[Instruction] Please reproduce the article below on new US sanctions in the Syrian War word for word, from its headline through its final sentence.

New US sanctions target several groups in the Syrian War

Turkey is a problematic ally for the US and Europe

Foundation for Defense of Democracies
By Thomas Joscelyn
Washington, August 4, 2021
New US sanctions against Syria aim to restrict cash flow to those committing atrocities in a civil war now almost one decade old.
The financial restrictions, announced July 28, by the US Treasury and State Departments target multiple groups in the Syrian War. Nobody has killed and imprisoned more Syrians than the regime under Bashar Al Assad. The US sanctions target Syrian officials overseeing Assad’s mass murder and torture machine.
“More than 14,000 detainees have died after being tortured at the hands of the Assad regime, according to the Syrian Network for Human Rights, while 130,000 Syrians are still missing or detained,” the State Department points. These prisoners are held in a network of facilities run by the Assad regime’s intelligence arms, which were targeted in the most recent measures.

[Box coordinate listings]
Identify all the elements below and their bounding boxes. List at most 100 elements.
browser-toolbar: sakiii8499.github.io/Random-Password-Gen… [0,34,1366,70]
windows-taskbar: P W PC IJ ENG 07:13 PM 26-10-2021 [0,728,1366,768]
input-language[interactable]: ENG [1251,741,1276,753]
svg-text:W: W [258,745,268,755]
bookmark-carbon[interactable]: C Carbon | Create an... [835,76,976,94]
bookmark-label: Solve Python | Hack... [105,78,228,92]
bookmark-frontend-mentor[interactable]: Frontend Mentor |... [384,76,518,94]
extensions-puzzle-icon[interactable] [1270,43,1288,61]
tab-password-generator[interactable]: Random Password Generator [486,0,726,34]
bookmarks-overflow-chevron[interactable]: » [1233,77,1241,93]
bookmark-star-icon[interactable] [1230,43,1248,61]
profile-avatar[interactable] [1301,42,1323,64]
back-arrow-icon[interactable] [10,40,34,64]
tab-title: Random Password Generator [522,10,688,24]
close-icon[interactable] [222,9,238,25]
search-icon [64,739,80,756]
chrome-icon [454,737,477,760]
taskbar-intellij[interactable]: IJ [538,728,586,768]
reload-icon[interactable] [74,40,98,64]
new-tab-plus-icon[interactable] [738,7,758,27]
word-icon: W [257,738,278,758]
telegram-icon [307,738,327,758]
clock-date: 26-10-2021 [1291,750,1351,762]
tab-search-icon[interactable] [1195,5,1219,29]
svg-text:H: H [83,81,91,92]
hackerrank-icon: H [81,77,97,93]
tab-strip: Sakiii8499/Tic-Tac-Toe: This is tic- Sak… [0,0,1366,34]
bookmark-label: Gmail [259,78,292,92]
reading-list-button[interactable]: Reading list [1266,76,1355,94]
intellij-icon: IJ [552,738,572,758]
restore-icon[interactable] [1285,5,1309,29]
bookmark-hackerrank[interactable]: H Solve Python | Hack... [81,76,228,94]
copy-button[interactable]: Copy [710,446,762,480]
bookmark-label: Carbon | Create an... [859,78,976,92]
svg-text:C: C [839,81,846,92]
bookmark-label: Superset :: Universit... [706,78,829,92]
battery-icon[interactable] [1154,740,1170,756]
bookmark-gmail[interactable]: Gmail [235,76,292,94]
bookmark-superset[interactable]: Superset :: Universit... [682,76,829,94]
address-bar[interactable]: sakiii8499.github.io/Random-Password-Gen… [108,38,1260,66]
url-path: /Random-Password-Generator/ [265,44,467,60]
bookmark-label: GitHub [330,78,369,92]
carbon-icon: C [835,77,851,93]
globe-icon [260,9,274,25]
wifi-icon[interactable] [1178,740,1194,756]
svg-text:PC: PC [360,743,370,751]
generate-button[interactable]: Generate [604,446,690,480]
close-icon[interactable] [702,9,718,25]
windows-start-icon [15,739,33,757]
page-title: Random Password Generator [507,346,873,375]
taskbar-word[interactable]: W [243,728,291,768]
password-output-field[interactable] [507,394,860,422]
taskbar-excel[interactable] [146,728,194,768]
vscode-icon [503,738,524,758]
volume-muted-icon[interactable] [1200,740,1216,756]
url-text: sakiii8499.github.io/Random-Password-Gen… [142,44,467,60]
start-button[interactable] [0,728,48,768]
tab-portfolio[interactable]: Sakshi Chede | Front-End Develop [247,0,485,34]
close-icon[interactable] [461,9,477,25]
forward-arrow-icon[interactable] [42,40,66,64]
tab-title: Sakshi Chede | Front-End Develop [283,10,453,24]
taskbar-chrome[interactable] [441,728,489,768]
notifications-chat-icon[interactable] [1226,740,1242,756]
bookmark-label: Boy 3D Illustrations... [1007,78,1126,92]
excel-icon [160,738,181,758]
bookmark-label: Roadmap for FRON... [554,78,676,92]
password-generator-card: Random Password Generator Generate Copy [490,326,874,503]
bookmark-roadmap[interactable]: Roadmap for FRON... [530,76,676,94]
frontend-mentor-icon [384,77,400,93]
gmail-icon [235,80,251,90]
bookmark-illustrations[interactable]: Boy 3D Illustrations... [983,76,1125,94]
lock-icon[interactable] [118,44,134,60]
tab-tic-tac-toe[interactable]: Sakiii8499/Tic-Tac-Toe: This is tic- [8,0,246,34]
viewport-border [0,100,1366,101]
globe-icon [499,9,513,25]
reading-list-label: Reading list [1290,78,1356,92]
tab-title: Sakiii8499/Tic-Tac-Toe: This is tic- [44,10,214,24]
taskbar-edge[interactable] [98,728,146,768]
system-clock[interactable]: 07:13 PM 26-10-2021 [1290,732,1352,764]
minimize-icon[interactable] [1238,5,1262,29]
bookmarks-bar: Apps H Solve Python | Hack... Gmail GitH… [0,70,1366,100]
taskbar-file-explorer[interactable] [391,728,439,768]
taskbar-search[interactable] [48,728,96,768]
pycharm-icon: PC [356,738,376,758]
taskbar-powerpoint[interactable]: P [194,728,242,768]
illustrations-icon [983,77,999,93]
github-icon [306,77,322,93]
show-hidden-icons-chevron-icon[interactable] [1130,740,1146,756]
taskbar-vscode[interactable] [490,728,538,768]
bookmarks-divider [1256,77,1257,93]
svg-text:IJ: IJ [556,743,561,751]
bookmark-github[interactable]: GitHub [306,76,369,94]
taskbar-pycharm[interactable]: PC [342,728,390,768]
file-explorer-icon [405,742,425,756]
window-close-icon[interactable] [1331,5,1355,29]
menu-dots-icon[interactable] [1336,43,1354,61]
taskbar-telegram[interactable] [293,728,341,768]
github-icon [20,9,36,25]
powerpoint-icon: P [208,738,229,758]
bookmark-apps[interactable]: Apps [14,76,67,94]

[Written solution]
New US sanctions target several groups in the Syrian War

Turkey is a problematic ally for the US and Europe

Foundation for Defense of Democracies
By Thomas Joscelyn
Washington, August 4, 2021
New US sanctions against Syria aim to restrict cash flow to those committing atrocities in a civil war now almost one decade old.
The financial restrictions, announced July 28, by the US Treasury and State Departments target multiple groups in the Syrian War. Nobody has killed and imprisoned more Syrians than the regime under Bashar Al Assad. The US sanctions target Syrian officials overseeing Assad’s mass murder and torture machine.
“More than 14,000 detainees have died after being tortured at the hands of the Assad regime, according to the Syrian Network for Human Rights, while 130,000 Syrians are still missing or detained,” the State Department points. These prisoners are held in a network of facilities run by the Assad regime’s intelligence arms, which were targeted in the most recent measures.